**ACTIONS TO TAKE:**
1. In the article on the Chicago Immunoengineering Innovation Center, in which month was the center founded?
2. Continue the article on the Chicago Immunoengineering Innovation Center's COVID-19 research from its last sentence.

##### TEXT EXCERPT

Immunoengineering Center Investigates COVID-19 Vaccine Possibilities

In addition, the center aims to work closely with the Polsky Center to bring together corporate partners for the development and licensing of technologies.


By Daksh Chauhan, Deputy News Editor

The Chicago Immunoengineering Innovation Center (CIIC) was founded in February to bring together translational immunology researchers and promote immunoengineering technology at the University. Translational immunology is the science of applying immunological discoveries to clinical and human problems. The center has begun research on immunotherapy and therapies for diseases, including cancer and COVID-19. In addition, the CIIC aims to work closely with the Polsky Center to bring together corporate partners for the development and licensing of technologies.

“For the traditional research steps, government research grants suffice, but final stages of testing a new therapy can be very expensive and can require additional funding,” Shann Yu, scientific director of the CIIC, said. “Collaborations with corporate partners and entrepreneurs can provide our researchers with the very needed resources.”

Research at the CIIC includes cancer immunotherapy and therapies for fruit allergies. But recently, the CIIC has focused a large effort toward COVID-19 research. Currently, there are projects for creating a vaccine for the disease led by Jeffrey Hubbell and Melody Swartz, co-directors of the center.

“The vaccine projects harmoniously bring together the resources of Pritzker School of Molecular Engineering and medical centers across the country,” Hubbell said.

Hubbell is leading a COVID-19 vaccine project at the Pritzker School of Molecular Engineering (PME) and has clinical collaborators for future testing at Harvard Medical School. Other CIIC COVID-19 projects include a study on COVID-19–related acute respiratory distress syndrome, which results in pneumonia and inflammation in the lungs. This project is a collaboration between the PME and the section of rheumatology at UChicago Medicine.

##########
##### INFORMATION

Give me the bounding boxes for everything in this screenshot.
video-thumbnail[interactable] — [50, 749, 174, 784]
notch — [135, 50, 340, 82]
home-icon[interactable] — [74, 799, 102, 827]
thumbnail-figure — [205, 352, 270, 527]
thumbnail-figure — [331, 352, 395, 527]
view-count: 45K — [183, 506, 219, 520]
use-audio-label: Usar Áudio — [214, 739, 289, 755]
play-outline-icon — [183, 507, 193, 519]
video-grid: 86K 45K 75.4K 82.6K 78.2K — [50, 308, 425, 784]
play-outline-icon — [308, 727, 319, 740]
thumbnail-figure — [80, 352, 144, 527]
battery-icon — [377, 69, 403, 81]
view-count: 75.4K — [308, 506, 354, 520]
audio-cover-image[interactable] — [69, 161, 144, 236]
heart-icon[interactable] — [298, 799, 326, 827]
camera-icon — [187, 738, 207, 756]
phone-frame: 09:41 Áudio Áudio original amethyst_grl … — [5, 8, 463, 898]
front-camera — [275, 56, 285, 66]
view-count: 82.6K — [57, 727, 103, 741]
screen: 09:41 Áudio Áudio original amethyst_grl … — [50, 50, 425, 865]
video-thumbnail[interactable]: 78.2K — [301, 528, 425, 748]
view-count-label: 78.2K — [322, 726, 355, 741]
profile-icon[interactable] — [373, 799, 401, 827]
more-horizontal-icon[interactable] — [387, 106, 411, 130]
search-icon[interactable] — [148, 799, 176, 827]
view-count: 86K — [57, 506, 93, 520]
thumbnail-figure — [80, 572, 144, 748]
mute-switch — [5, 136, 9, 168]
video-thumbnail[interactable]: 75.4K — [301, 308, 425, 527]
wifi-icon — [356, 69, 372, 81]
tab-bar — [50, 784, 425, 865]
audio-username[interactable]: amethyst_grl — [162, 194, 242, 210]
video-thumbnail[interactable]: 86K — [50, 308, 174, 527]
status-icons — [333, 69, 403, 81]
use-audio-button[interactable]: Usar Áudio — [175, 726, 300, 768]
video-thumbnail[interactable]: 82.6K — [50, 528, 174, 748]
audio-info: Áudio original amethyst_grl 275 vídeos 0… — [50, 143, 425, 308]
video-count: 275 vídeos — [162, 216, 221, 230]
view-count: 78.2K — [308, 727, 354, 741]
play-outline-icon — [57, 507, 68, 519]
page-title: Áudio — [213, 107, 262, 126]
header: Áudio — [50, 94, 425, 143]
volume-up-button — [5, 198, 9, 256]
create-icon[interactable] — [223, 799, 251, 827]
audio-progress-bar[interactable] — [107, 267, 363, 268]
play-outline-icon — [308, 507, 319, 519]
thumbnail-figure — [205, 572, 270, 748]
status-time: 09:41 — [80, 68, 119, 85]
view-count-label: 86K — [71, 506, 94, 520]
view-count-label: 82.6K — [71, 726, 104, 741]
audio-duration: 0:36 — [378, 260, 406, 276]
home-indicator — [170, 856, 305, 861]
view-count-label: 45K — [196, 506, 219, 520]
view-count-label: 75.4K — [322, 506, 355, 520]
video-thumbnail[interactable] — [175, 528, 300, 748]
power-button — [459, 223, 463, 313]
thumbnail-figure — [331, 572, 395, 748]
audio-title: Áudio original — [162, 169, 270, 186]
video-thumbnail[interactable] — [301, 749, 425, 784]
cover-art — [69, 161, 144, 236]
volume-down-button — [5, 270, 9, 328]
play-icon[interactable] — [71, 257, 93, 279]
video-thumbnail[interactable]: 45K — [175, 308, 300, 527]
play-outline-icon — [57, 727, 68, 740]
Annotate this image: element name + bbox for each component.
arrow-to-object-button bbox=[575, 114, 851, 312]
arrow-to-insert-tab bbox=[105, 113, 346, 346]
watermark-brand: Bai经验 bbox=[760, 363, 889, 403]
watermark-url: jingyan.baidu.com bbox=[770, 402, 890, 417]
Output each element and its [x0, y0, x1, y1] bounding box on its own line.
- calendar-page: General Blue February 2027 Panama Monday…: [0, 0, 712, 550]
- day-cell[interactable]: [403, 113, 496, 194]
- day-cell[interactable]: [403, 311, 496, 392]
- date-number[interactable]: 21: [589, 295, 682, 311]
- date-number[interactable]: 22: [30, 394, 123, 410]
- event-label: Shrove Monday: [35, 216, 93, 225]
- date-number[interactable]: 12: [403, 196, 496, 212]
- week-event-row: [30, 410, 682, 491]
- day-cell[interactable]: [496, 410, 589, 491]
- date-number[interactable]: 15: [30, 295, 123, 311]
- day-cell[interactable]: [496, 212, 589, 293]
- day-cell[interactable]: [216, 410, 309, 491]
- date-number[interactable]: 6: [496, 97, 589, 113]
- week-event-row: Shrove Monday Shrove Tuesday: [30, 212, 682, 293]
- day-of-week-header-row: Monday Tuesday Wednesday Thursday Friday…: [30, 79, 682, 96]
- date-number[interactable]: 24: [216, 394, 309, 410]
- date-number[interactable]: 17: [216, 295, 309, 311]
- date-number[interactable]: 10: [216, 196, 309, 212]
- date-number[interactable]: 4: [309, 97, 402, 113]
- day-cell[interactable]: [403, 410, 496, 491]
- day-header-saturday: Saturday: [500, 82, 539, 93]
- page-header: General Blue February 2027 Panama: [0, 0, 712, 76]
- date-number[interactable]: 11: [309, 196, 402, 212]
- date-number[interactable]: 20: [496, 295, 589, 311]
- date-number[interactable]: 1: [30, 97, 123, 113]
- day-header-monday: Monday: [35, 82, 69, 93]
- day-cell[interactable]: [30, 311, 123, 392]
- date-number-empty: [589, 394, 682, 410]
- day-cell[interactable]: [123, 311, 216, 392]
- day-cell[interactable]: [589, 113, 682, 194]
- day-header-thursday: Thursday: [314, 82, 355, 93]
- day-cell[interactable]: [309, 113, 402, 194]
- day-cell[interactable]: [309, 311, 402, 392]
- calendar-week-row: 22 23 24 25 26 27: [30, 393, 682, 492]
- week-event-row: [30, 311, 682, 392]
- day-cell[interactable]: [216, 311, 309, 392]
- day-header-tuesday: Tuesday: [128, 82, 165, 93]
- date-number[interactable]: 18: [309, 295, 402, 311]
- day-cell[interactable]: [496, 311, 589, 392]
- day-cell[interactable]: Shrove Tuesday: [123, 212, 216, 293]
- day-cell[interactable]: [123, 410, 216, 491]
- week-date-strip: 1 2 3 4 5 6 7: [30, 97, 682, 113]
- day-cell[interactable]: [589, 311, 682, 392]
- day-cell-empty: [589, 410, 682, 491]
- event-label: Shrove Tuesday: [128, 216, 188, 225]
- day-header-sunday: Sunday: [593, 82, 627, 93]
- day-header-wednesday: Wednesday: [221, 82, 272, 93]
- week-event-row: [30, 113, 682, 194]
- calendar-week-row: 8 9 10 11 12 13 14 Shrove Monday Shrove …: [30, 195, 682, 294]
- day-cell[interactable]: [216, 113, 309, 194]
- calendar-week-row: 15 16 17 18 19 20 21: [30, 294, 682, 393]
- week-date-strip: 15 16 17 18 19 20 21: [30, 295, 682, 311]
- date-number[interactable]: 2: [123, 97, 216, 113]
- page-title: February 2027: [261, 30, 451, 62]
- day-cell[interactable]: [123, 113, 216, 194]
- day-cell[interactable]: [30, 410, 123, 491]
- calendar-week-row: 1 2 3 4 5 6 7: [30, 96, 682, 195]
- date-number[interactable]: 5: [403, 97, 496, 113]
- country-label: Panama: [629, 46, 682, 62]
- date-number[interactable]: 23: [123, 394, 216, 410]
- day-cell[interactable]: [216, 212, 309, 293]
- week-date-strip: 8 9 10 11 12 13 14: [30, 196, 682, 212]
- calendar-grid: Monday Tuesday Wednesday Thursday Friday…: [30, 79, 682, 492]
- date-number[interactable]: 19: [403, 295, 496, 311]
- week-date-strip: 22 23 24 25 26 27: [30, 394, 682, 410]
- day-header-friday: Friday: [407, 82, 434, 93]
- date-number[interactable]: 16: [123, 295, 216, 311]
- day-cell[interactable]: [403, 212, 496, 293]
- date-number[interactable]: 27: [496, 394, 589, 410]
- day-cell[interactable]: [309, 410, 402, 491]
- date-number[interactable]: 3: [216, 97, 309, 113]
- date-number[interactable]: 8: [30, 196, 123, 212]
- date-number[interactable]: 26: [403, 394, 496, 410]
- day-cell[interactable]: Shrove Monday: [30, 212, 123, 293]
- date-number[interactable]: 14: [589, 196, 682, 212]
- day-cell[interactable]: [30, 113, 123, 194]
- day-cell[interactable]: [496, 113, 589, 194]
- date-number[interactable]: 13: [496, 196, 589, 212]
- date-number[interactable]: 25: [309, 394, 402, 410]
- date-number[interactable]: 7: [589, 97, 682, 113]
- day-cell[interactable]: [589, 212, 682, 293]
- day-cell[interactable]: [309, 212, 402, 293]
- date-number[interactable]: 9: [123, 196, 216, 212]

##########

**RESPONSES FOR EACH TASK:**
1. February

2.
Other vaccination projects at the CIIC include vaccines to prevent cancer and the development of food allergies. Cathryn Nagler, a professor at the PME, focuses on therapies against food and nut allergies. Nagler has been doing this work prior to the formation of the CIIC, raising over $3.5 million in funding in 2018 to build her own startup ClostraBio.

According to Hubbell, the CIIC aims to encourage the growth of PME’s research into entrepreneurial and investor spaces, just as Nagler has done with her research. Both Hubbell and Yu expect to have the Polsky Center be involved in promoting this type of entrepreneurial spirit.

“In addition to building partnerships with the Polsky Center to commercialize the technologies, we are trying to build internships as well for graduate students,” Yu said.

While Hubbell expects the new center to have close contacts with the Polsky Center, licensing of technologies from the PME and CIIC will be a joint process involving researchers at every level of discussion. “The principal investigators will take active roles for licensing and in discussions while Polsky will be involved in business development and legal talks with investors,” Hubbell said.

The establishment of the CIIC adds to the growing biotechnology community in Chicago, and the center will certainly be involved in further fundraising efforts to grow its operations. “We are excited to pursue our vision of creating a great ecosystem for immunoengineering innovation in Chicago,” Yu said.